## PROBLEM STATEMENT
Give back an exact copy of the entries beneath, minus the pictures.

Stored dataset items

|---|

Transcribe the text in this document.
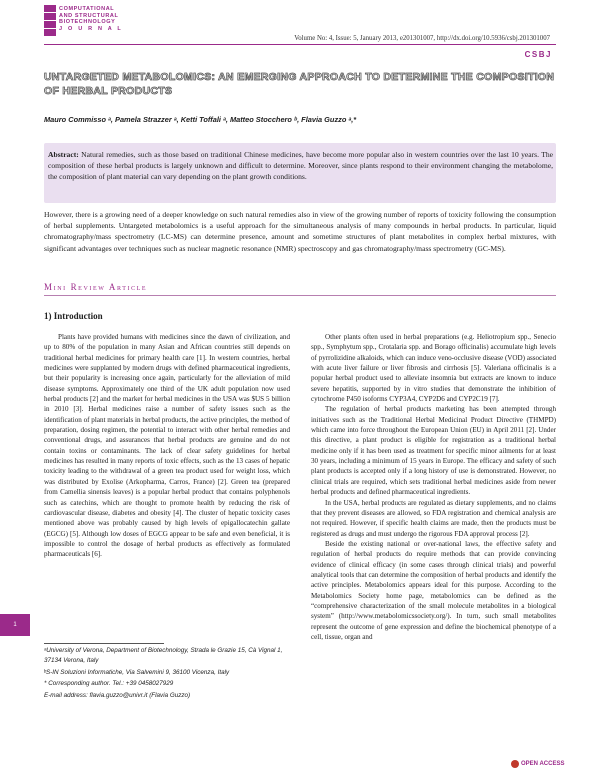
COMPUTATIONAL
AND STRUCTURAL
BIOTECHNOLOGY
J O U R N A L
Volume No: 4, Issue: 5, January 2013, e201301007, http://dx.doi.org/10.5936/csbj.201301007
CSBJ
UNTARGETED METABOLOMICS: AN EMERGING APPROACH TO DETERMINE THE COMPOSITION OF HERBAL PRODUCTS
Mauro Commisso ᵃ, Pamela Strazzer ᵃ, Ketti Toffali ᵃ, Matteo Stocchero ᵇ, Flavia Guzzo ᵃ,*
Abstract: Natural remedies, such as those based on traditional Chinese medicines, have become more popular also in western countries over the last 10 years. The composition of these herbal products is largely unknown and difficult to determine. Moreover, since plants respond to their environment changing the metabolome, the composition of plant material can vary depending on the plant growth conditions.
However, there is a growing need of a deeper knowledge on such natural remedies also in view of the growing number of reports of toxicity following the consumption of herbal supplements. Untargeted metabolomics is a useful approach for the simultaneous analysis of many compounds in herbal products. In particular, liquid chromatography/mass spectrometry (LC-MS) can determine presence, amount and sometime structures of plant metabolites in complex herbal mixtures, with significant advantages over techniques such as nuclear magnetic resonance (NMR) spectroscopy and gas chromatography/mass spectrometry (GC-MS).
Mini Review Article
1) Introduction

Plants have provided humans with medicines since the dawn of civilization, and up to 80% of the population in many Asian and African countries still depends on traditional herbal medicines for primary health care [1]. In western countries, herbal medicines were supplanted by modern drugs with defined pharmaceutical ingredients, but their popularity is increasing once again, particularly for the alleviation of mild disease symptoms. Approximately one third of the UK adult population now used herbal products [2] and the market for herbal medicines in the USA was $US 5 billion in 2010 [3]. Herbal medicines raise a number of safety issues such as the identification of plant materials in herbal products, the active principles, the method of preparation, dosing regimen, the potential to interact with other herbal remedies and conventional drugs, and assurances that herbal products are genuine and do not contain toxins or contaminants. The lack of clear safety guidelines for herbal medicines has resulted in many reports of toxic effects, such as the 13 cases of hepatic toxicity leading to the withdrawal of a green tea product used for weight loss, which was distributed by Exolise (Arkopharma, Carros, France) [2]. Green tea (prepared from Camellia sinensis leaves) is a popular herbal product that contains polyphenols such as catechins, which are thought to promote health by reducing the risk of cardiovascular disease, diabetes and obesity [4]. The cluster of hepatic toxicity cases mentioned above was probably caused by high levels of epigallocatechin gallate (EGCG) [5]. Although low doses of EGCG appear to be safe and even beneficial, it is impossible to control the dosage of herbal products as effectively as formulated pharmaceuticals [6].

Other plants often used in herbal preparations (e.g. Heliotropium spp., Senecio spp., Symphytum spp., Crotalaria spp. and Borago officinalis) accumulate high levels of pyrrolizidine alkaloids, which can induce veno-occlusive disease (VOD) associated with acute liver failure or liver fibrosis and cirrhosis [5]. Valeriana officinalis is a popular herbal product used to alleviate insomnia but extracts are known to induce severe hepatitis, supported by in vitro studies that demonstrate the inhibition of cytochrome P450 isoforms CYP3A4, CYP2D6 and CYP2C19 [7].

The regulation of herbal products marketing has been attempted through initiatives such as the Traditional Herbal Medicinal Product Directive (THMPD) which came into force throughout the European Union (EU) in April 2011 [2]. Under this directive, a plant product is eligible for registration as a traditional herbal medicine only if it has been used as treatment for specific minor ailments for at least 30 years, including a minimum of 15 years in Europe. The efficacy and safety of such plant products is accepted only if a long history of use is demonstrated. However, no clinical trials are required, which sets traditional herbal medicines aside from newer herbal products and defined pharmaceutical ingredients.

In the USA, herbal products are regulated as dietary supplements, and no claims that they prevent diseases are allowed, so FDA registration and chemical analysis are not required. However, if specific health claims are made, then the products must be registered as drugs and must undergo the rigorous FDA approval process [2].

Beside the existing national or over-national laws, the effective safety and regulation of herbal products do require methods that can provide convincing evidence of clinical efficacy (in some cases through clinical trials) and powerful analytical tools that can determine the composition of herbal products and identify the active principles. Metabolomics appears ideal for this purpose. According to the Metabolomics Society home page, metabolomics can be defined as the “comprehensive characterization of the small molecule metabolites in a biological system” (http://www.metabolomicssociety.org/). In turn, such small metabolites represent the outcome of gene expression and define the biochemical phenotype of a cell, tissue, organ and

1

ᵃUniversity of Verona, Department of Biotechnology, Strada le Grazie 15, Cà Vignal 1, 37134 Verona, Italy

ᵇS-IN Soluzioni Informatiche, Via Salvemini 9, 36100 Vicenza, Italy

* Corresponding author. Tel.: +39 0458027929

E-mail address: flavia.guzzo@univr.it (Flavia Guzzo)

OPEN ACCESS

|---|

## RESULT OF THIS EXERCISE
Transcribe the text in this document.
COMPUTATIONAL
AND STRUCTURAL
BIOTECHNOLOGY
J O U R N A L
Volume No: 4, Issue: 5, January 2013, e201301007, http://dx.doi.org/10.5936/csbj.201301007
CSBJ
UNTARGETED METABOLOMICS: AN EMERGING APPROACH TO DETERMINE THE COMPOSITION OF HERBAL PRODUCTS
Mauro Commisso ᵃ, Pamela Strazzer ᵃ, Ketti Toffali ᵃ, Matteo Stocchero ᵇ, Flavia Guzzo ᵃ,*
Abstract: Natural remedies, such as those based on traditional Chinese medicines, have become more popular also in western countries over the last 10 years. The composition of these herbal products is largely unknown and difficult to determine. Moreover, since plants respond to their environment changing the metabolome, the composition of plant material can vary depending on the plant growth conditions.
However, there is a growing need of a deeper knowledge on such natural remedies also in view of the growing number of reports of toxicity following the consumption of herbal supplements. Untargeted metabolomics is a useful approach for the simultaneous analysis of many compounds in herbal products. In particular, liquid chromatography/mass spectrometry (LC-MS) can determine presence, amount and sometime structures of plant metabolites in complex herbal mixtures, with significant advantages over techniques such as nuclear magnetic resonance (NMR) spectroscopy and gas chromatography/mass spectrometry (GC-MS).
Mini Review Article
1) Introduction

Plants have provided humans with medicines since the dawn of civilization, and up to 80% of the population in many Asian and African countries still depends on traditional herbal medicines for primary health care [1]. In western countries, herbal medicines were supplanted by modern drugs with defined pharmaceutical ingredients, but their popularity is increasing once again, particularly for the alleviation of mild disease symptoms. Approximately one third of the UK adult population now used herbal products [2] and the market for herbal medicines in the USA was $US 5 billion in 2010 [3]. Herbal medicines raise a number of safety issues such as the identification of plant materials in herbal products, the active principles, the method of preparation, dosing regimen, the potential to interact with other herbal remedies and conventional drugs, and assurances that herbal products are genuine and do not contain toxins or contaminants. The lack of clear safety guidelines for herbal medicines has resulted in many reports of toxic effects, such as the 13 cases of hepatic toxicity leading to the withdrawal of a green tea product used for weight loss, which was distributed by Exolise (Arkopharma, Carros, France) [2]. Green tea (prepared from Camellia sinensis leaves) is a popular herbal product that contains polyphenols such as catechins, which are thought to promote health by reducing the risk of cardiovascular disease, diabetes and obesity [4]. The cluster of hepatic toxicity cases mentioned above was probably caused by high levels of epigallocatechin gallate (EGCG) [5]. Although low doses of EGCG appear to be safe and even beneficial, it is impossible to control the dosage of herbal products as effectively as formulated pharmaceuticals [6].

Other plants often used in herbal preparations (e.g. Heliotropium spp., Senecio spp., Symphytum spp., Crotalaria spp. and Borago officinalis) accumulate high levels of pyrrolizidine alkaloids, which can induce veno-occlusive disease (VOD) associated with acute liver failure or liver fibrosis and cirrhosis [5]. Valeriana officinalis is a popular herbal product used to alleviate insomnia but extracts are known to induce severe hepatitis, supported by in vitro studies that demonstrate the inhibition of cytochrome P450 isoforms CYP3A4, CYP2D6 and CYP2C19 [7].

The regulation of herbal products marketing has been attempted through initiatives such as the Traditional Herbal Medicinal Product Directive (THMPD) which came into force throughout the European Union (EU) in April 2011 [2]. Under this directive, a plant product is eligible for registration as a traditional herbal medicine only if it has been used as treatment for specific minor ailments for at least 30 years, including a minimum of 15 years in Europe. The efficacy and safety of such plant products is accepted only if a long history of use is demonstrated. However, no clinical trials are required, which sets traditional herbal medicines aside from newer herbal products and defined pharmaceutical ingredients.

In the USA, herbal products are regulated as dietary supplements, and no claims that they prevent diseases are allowed, so FDA registration and chemical analysis are not required. However, if specific health claims are made, then the products must be registered as drugs and must undergo the rigorous FDA approval process [2].

Beside the existing national or over-national laws, the effective safety and regulation of herbal products do require methods that can provide convincing evidence of clinical efficacy (in some cases through clinical trials) and powerful analytical tools that can determine the composition of herbal products and identify the active principles. Metabolomics appears ideal for this purpose. According to the Metabolomics Society home page, metabolomics can be defined as the “comprehensive characterization of the small molecule metabolites in a biological system” (http://www.metabolomicssociety.org/). In turn, such small metabolites represent the outcome of gene expression and define the biochemical phenotype of a cell, tissue, organ and

1

ᵃUniversity of Verona, Department of Biotechnology, Strada le Grazie 15, Cà Vignal 1, 37134 Verona, Italy

ᵇS-IN Soluzioni Informatiche, Via Salvemini 9, 36100 Vicenza, Italy

* Corresponding author. Tel.: +39 0458027929

E-mail address: flavia.guzzo@univr.it (Flavia Guzzo)

OPEN ACCESS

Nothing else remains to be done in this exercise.